Identify and pull out each line of the entries in which "this" occurs.

——

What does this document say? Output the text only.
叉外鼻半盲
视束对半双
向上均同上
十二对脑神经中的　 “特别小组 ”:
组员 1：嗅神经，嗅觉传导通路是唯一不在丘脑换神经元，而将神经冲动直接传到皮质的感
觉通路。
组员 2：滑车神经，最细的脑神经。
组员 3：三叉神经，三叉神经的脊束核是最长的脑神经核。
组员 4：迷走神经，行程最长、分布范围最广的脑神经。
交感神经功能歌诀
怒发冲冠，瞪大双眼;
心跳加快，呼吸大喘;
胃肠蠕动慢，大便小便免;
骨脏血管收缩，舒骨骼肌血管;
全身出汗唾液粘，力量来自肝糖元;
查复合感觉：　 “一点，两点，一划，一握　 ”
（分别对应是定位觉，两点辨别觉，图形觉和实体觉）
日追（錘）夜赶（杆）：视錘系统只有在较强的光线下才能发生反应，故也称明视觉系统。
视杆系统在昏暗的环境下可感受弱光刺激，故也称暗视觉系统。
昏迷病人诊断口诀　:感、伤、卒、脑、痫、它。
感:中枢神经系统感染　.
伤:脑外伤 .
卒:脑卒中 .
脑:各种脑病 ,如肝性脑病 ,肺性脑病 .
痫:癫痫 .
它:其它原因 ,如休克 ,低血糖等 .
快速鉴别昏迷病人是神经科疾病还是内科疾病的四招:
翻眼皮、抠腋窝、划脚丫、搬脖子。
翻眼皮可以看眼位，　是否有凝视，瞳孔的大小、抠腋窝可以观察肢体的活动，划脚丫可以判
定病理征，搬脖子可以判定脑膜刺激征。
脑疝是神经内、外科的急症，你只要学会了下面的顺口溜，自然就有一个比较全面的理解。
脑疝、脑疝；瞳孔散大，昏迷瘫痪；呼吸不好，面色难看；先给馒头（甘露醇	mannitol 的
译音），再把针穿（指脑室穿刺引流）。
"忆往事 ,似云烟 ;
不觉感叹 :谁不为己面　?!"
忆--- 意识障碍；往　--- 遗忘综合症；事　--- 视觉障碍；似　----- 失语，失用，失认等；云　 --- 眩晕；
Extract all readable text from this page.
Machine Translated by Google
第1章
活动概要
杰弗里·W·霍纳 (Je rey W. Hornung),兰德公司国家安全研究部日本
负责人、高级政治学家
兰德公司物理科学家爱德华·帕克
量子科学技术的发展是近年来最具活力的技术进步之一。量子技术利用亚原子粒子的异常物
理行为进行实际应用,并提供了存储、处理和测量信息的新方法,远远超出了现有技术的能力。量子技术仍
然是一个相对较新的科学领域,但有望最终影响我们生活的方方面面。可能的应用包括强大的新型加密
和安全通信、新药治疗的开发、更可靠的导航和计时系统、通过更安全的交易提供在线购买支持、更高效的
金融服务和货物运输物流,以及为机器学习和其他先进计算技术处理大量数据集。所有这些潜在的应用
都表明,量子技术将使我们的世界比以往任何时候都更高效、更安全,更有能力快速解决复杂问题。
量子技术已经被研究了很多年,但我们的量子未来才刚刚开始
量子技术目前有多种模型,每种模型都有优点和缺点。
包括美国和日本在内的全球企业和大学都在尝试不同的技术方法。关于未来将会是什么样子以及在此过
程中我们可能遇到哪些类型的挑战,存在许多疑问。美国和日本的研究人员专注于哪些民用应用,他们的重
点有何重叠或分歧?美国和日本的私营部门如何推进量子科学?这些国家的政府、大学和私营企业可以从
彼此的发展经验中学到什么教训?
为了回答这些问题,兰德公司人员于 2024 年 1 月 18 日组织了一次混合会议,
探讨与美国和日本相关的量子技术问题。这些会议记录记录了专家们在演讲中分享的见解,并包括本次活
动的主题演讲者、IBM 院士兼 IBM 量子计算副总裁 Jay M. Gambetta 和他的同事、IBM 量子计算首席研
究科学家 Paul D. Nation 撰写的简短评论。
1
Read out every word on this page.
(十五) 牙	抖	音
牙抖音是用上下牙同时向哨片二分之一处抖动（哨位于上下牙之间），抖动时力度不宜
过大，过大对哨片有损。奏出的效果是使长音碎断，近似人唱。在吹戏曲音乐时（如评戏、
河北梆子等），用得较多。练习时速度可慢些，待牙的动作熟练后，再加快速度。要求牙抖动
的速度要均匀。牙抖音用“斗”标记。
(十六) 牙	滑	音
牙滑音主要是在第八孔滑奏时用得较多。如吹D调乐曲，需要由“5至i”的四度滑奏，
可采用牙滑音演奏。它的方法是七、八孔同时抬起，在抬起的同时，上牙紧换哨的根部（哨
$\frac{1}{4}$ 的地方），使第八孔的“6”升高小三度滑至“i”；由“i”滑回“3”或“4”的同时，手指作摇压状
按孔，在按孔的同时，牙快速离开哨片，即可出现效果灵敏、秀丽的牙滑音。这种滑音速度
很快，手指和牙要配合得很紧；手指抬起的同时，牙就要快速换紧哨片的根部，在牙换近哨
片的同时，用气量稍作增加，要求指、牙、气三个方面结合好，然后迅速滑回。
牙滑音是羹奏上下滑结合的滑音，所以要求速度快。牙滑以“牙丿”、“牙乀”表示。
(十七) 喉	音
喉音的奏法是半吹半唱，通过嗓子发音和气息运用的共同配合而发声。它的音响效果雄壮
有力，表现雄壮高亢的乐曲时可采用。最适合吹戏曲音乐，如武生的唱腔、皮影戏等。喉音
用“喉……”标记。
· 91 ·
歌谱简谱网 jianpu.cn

——

- [EXERCISE RESPONSE]:
What does this document say? Output the text only.
Extract all readable text from this page.
Read out every word on this page.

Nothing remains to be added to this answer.